■ Document text
◇ ◇ ◇

Top

Litigation set to fuel Bitcoin accumulation at Genius Group

Web3 & Enterprise·June 30, 2025, 5:11 AM

Artificial intelligence-driven education technology firm, Genius Group, has announced a plan to buy Bitcoin from the proceeds of damages that the company is pursuing through the courts.

 

In a press release published to the Singapore-headquartered company’s website on June 26, it outlined that the firm’s Board of Directors has approved a distribution plan that would see any potential damages received from litigation that Genius Group is currently embroiled in, divided equally for distribution to shareholders and for the purchase of Bitcoin for the company’s Bitcoin treasury.

https://asset.coinness.com/en/news/2fb33931ea92c1c526fdd126479ae9fd.webp
Photo by Kanchanara on Unsplash

Up to $1 billion in potential damages

Genius Group CEO, Roger Hamilton, commented on the matter, stating:


“We are seeking combined damages of over $1 billion. As both lawsuits are being pursued by the Company to recover damages caused by third parties directly to our shareholders, the Board believes that 100% of any proceeds from the successful outcome of these cases should be directly distributed or reinvested for the benefit of shareholders.”

◇ ◇ ◇

■ Extracted records
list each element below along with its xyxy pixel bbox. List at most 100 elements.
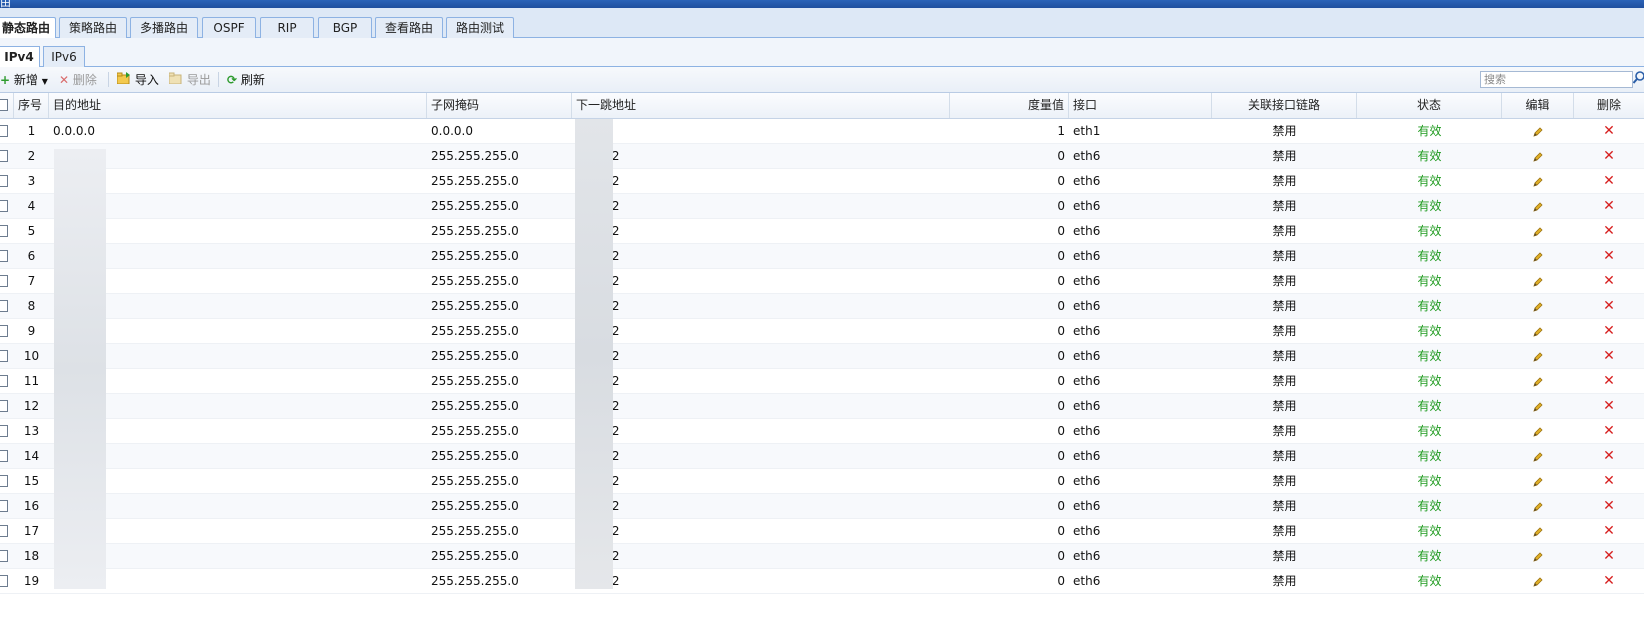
edit-icon[interactable] xyxy=(1502,369,1574,393)
edit-icon[interactable] xyxy=(1502,494,1574,518)
row-checkbox[interactable] xyxy=(0,400,8,412)
delete-x-icon[interactable]: ✕ xyxy=(1574,394,1644,418)
delete-x-icon[interactable]: ✕ xyxy=(1574,219,1644,243)
table-row[interactable]: 15 255.255.255.0 .2 0 eth6 禁用 有效 ✕ xyxy=(0,469,1644,494)
edit-icon[interactable] xyxy=(1502,194,1574,218)
delete-x-icon[interactable]: ✕ xyxy=(1574,319,1644,343)
delete-x-icon[interactable]: ✕ xyxy=(1574,519,1644,543)
table-row[interactable]: 7 255.255.255.0 .2 0 eth6 禁用 有效 ✕ xyxy=(0,269,1644,294)
table-row[interactable]: 17 255.255.255.0 .2 0 eth6 禁用 有效 ✕ xyxy=(0,519,1644,544)
table-row[interactable]: 4 255.255.255.0 .2 0 eth6 禁用 有效 ✕ xyxy=(0,194,1644,219)
table-row[interactable]: 5 255.255.255.0 .2 0 eth6 禁用 有效 ✕ xyxy=(0,219,1644,244)
import-button[interactable]: 导入 xyxy=(116,71,159,89)
tab-ipv4[interactable]: IPv4 xyxy=(0,46,40,68)
row-checkbox[interactable] xyxy=(0,575,8,587)
table-row[interactable]: 8 255.255.255.0 .2 0 eth6 禁用 有效 ✕ xyxy=(0,294,1644,319)
tab-static-route[interactable]: 静态路由 xyxy=(0,17,56,39)
table-row[interactable]: 13 255.255.255.0 .2 0 eth6 禁用 有效 ✕ xyxy=(0,419,1644,444)
col-header-metric[interactable]: 度量值 xyxy=(950,93,1069,118)
col-header-nexthop[interactable]: 下一跳地址 xyxy=(572,93,950,118)
add-button[interactable]: + 新增 ▼ xyxy=(0,71,48,89)
delete-x-icon[interactable]: ✕ xyxy=(1574,419,1644,443)
delete-x-icon[interactable]: ✕ xyxy=(1574,369,1644,393)
col-header-dest[interactable]: 目的地址 xyxy=(49,93,427,118)
tab-ipv6[interactable]: IPv6 xyxy=(43,46,85,67)
edit-icon[interactable] xyxy=(1502,244,1574,268)
delete-x-icon[interactable]: ✕ xyxy=(1574,269,1644,293)
col-header-seq[interactable]: 序号 xyxy=(14,93,49,118)
delete-button[interactable]: ✕ 删除 xyxy=(59,71,97,89)
tab-ospf[interactable]: OSPF xyxy=(202,17,256,38)
row-checkbox[interactable] xyxy=(0,500,8,512)
row-checkbox[interactable] xyxy=(0,550,8,562)
edit-icon[interactable] xyxy=(1502,269,1574,293)
row-checkbox[interactable] xyxy=(0,325,8,337)
table-row[interactable]: 12 255.255.255.0 .2 0 eth6 禁用 有效 ✕ xyxy=(0,394,1644,419)
table-row[interactable]: 6 255.255.255.0 .2 0 eth6 禁用 有效 ✕ xyxy=(0,244,1644,269)
edit-icon[interactable] xyxy=(1502,569,1574,593)
table-row[interactable]: 9 255.255.255.0 .2 0 eth6 禁用 有效 ✕ xyxy=(0,319,1644,344)
tab-multicast-route[interactable]: 多播路由 xyxy=(130,17,198,38)
select-all-checkbox[interactable] xyxy=(0,99,8,111)
table-row[interactable]: 3 255.255.255.0 .2 0 eth6 禁用 有效 ✕ xyxy=(0,169,1644,194)
row-checkbox[interactable] xyxy=(0,200,8,212)
delete-x-icon[interactable]: ✕ xyxy=(1574,294,1644,318)
edit-icon[interactable] xyxy=(1502,294,1574,318)
table-row[interactable]: 1 0.0.0.0 0.0.0.0 1 eth1 禁用 有效 ✕ xyxy=(0,119,1644,144)
edit-icon[interactable] xyxy=(1502,319,1574,343)
tab-bgp[interactable]: BGP xyxy=(318,17,372,38)
tab-rip[interactable]: RIP xyxy=(260,17,314,38)
delete-x-icon[interactable]: ✕ xyxy=(1574,244,1644,268)
row-checkbox[interactable] xyxy=(0,275,8,287)
delete-x-icon[interactable]: ✕ xyxy=(1574,544,1644,568)
row-checkbox[interactable] xyxy=(0,175,8,187)
edit-icon[interactable] xyxy=(1502,119,1574,143)
table-row[interactable]: 10 255.255.255.0 .2 0 eth6 禁用 有效 ✕ xyxy=(0,344,1644,369)
table-row[interactable]: 18 255.255.255.0 .2 0 eth6 禁用 有效 ✕ xyxy=(0,544,1644,569)
delete-x-icon[interactable]: ✕ xyxy=(1574,144,1644,168)
delete-x-icon[interactable]: ✕ xyxy=(1574,119,1644,143)
row-checkbox[interactable] xyxy=(0,250,8,262)
col-header-mask[interactable]: 子网掩码 xyxy=(427,93,572,118)
row-checkbox[interactable] xyxy=(0,450,8,462)
row-checkbox[interactable] xyxy=(0,350,8,362)
edit-icon[interactable] xyxy=(1502,394,1574,418)
col-header-iface[interactable]: 接口 xyxy=(1069,93,1212,118)
row-checkbox[interactable] xyxy=(0,125,8,137)
tab-route-test[interactable]: 路由测试 xyxy=(446,17,514,38)
delete-x-icon[interactable]: ✕ xyxy=(1574,344,1644,368)
delete-x-icon[interactable]: ✕ xyxy=(1574,494,1644,518)
table-row[interactable]: 2 255.255.255.0 .2 0 eth6 禁用 有效 ✕ xyxy=(0,144,1644,169)
edit-icon[interactable] xyxy=(1502,344,1574,368)
col-header-status[interactable]: 状态 xyxy=(1357,93,1502,118)
table-row[interactable]: 16 255.255.255.0 .2 0 eth6 禁用 有效 ✕ xyxy=(0,494,1644,519)
row-checkbox[interactable] xyxy=(0,375,8,387)
table-row[interactable]: 19 255.255.255.0 .2 0 eth6 禁用 有效 ✕ xyxy=(0,569,1644,594)
search-input[interactable] xyxy=(1480,71,1633,88)
edit-icon[interactable] xyxy=(1502,169,1574,193)
delete-x-icon[interactable]: ✕ xyxy=(1574,169,1644,193)
row-checkbox[interactable] xyxy=(0,425,8,437)
refresh-button[interactable]: ⟳ 刷新 xyxy=(227,71,265,89)
edit-icon[interactable] xyxy=(1502,544,1574,568)
edit-icon[interactable] xyxy=(1502,444,1574,468)
row-checkbox[interactable] xyxy=(0,525,8,537)
tab-policy-route[interactable]: 策略路由 xyxy=(59,17,127,38)
delete-x-icon[interactable]: ✕ xyxy=(1574,194,1644,218)
edit-icon[interactable] xyxy=(1502,144,1574,168)
row-checkbox[interactable] xyxy=(0,475,8,487)
edit-icon[interactable] xyxy=(1502,219,1574,243)
search-icon[interactable] xyxy=(1632,71,1644,87)
row-checkbox[interactable] xyxy=(0,300,8,312)
export-button[interactable]: 导出 xyxy=(168,71,211,89)
delete-x-icon[interactable]: ✕ xyxy=(1574,569,1644,593)
delete-x-icon[interactable]: ✕ xyxy=(1574,469,1644,493)
delete-x-icon[interactable]: ✕ xyxy=(1574,444,1644,468)
col-header-linkbind[interactable]: 关联接口链路 xyxy=(1212,93,1357,118)
edit-icon[interactable] xyxy=(1502,419,1574,443)
edit-icon[interactable] xyxy=(1502,469,1574,493)
edit-icon[interactable] xyxy=(1502,519,1574,543)
row-checkbox[interactable] xyxy=(0,225,8,237)
table-row[interactable]: 11 255.255.255.0 .2 0 eth6 禁用 有效 ✕ xyxy=(0,369,1644,394)
table-row[interactable]: 14 255.255.255.0 .2 0 eth6 禁用 有效 ✕ xyxy=(0,444,1644,469)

◇ ◇ ◇

■ Short exercise 1
Reproduce the entire article on Genius Group's plan to buy Bitcoin with litigation damages, word for word.
■ Short exercise 2
From the records, write out the lines starting at the line that contains "edit-icon[interactable] xyxy=(1502,369,1574,393)" and ending at the line that contains "edit-icon[interactable] xyxy=(1502,194,1574,218)", including both of those lines and nothing else.

■ Exercise answer 1
Top

Litigation set to fuel Bitcoin accumulation at Genius Group

Web3 & Enterprise·June 30, 2025, 5:11 AM

Artificial intelligence-driven education technology firm, Genius Group, has announced a plan to buy Bitcoin from the proceeds of damages that the company is pursuing through the courts.

 

In a press release published to the Singapore-headquartered company’s website on June 26, it outlined that the firm’s Board of Directors has approved a distribution plan that would see any potential damages received from litigation that Genius Group is currently embroiled in, divided equally for distribution to shareholders and for the purchase of Bitcoin for the company’s Bitcoin treasury.

https://asset.coinness.com/en/news/2fb33931ea92c1c526fdd126479ae9fd.webp
Photo by Kanchanara on Unsplash

Up to $1 billion in potential damages

Genius Group CEO, Roger Hamilton, commented on the matter, stating:


“We are seeking combined damages of over $1 billion. As both lawsuits are being pursued by the Company to recover damages caused by third parties directly to our shareholders, the Board believes that 100% of any proceeds from the successful outcome of these cases should be directly distributed or reinvested for the benefit of shareholders.”

■ Exercise answer 2
edit-icon[interactable] xyxy=(1502,369,1574,393)
edit-icon[interactable] xyxy=(1502,494,1574,518)
row-checkbox[interactable] xyxy=(0,400,8,412)
delete-x-icon[interactable]: ✕ xyxy=(1574,394,1644,418)
delete-x-icon[interactable]: ✕ xyxy=(1574,219,1644,243)
table-row[interactable]: 15 255.255.255.0 .2 0 eth6 禁用 有效 ✕ xyxy=(0,469,1644,494)
edit-icon[interactable] xyxy=(1502,194,1574,218)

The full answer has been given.